**EXERCISE**
Swap "legend-label" for "legend-entry" throughout the data below, and write out all the lines again with nothing else altered.

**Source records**
+-------+

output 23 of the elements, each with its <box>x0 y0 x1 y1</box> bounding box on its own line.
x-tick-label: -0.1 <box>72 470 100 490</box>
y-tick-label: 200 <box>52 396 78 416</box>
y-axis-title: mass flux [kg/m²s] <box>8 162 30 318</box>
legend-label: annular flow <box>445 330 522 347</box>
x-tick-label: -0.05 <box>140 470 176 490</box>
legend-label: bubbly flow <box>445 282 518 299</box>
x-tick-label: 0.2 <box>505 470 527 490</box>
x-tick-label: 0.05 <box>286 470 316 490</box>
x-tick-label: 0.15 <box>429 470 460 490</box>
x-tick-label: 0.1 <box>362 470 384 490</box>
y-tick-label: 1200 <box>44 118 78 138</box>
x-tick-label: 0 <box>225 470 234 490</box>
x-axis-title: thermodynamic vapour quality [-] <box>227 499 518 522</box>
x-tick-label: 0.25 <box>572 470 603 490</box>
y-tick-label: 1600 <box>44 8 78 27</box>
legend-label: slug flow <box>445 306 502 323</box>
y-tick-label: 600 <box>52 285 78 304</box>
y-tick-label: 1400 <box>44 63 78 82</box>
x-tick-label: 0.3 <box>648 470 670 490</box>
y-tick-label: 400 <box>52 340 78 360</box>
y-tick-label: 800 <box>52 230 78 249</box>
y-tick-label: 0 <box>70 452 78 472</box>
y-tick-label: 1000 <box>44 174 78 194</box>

+-------+

**EXERCISE RESPONSE**
output 23 of the elements, each with its <box>x0 y0 x1 y1</box> bounding box on its own line.
x-tick-label: -0.1 <box>72 470 100 490</box>
y-tick-label: 200 <box>52 396 78 416</box>
y-axis-title: mass flux [kg/m²s] <box>8 162 30 318</box>
legend-entry: annular flow <box>445 330 522 347</box>
x-tick-label: -0.05 <box>140 470 176 490</box>
legend-entry: bubbly flow <box>445 282 518 299</box>
x-tick-label: 0.2 <box>505 470 527 490</box>
x-tick-label: 0.05 <box>286 470 316 490</box>
x-tick-label: 0.15 <box>429 470 460 490</box>
x-tick-label: 0.1 <box>362 470 384 490</box>
y-tick-label: 1200 <box>44 118 78 138</box>
x-tick-label: 0 <box>225 470 234 490</box>
x-axis-title: thermodynamic vapour quality [-] <box>227 499 518 522</box>
x-tick-label: 0.25 <box>572 470 603 490</box>
y-tick-label: 1600 <box>44 8 78 27</box>
legend-entry: slug flow <box>445 306 502 323</box>
y-tick-label: 600 <box>52 285 78 304</box>
y-tick-label: 1400 <box>44 63 78 82</box>
x-tick-label: 0.3 <box>648 470 670 490</box>
y-tick-label: 400 <box>52 340 78 360</box>
y-tick-label: 800 <box>52 230 78 249</box>
y-tick-label: 0 <box>70 452 78 472</box>
y-tick-label: 1000 <box>44 174 78 194</box>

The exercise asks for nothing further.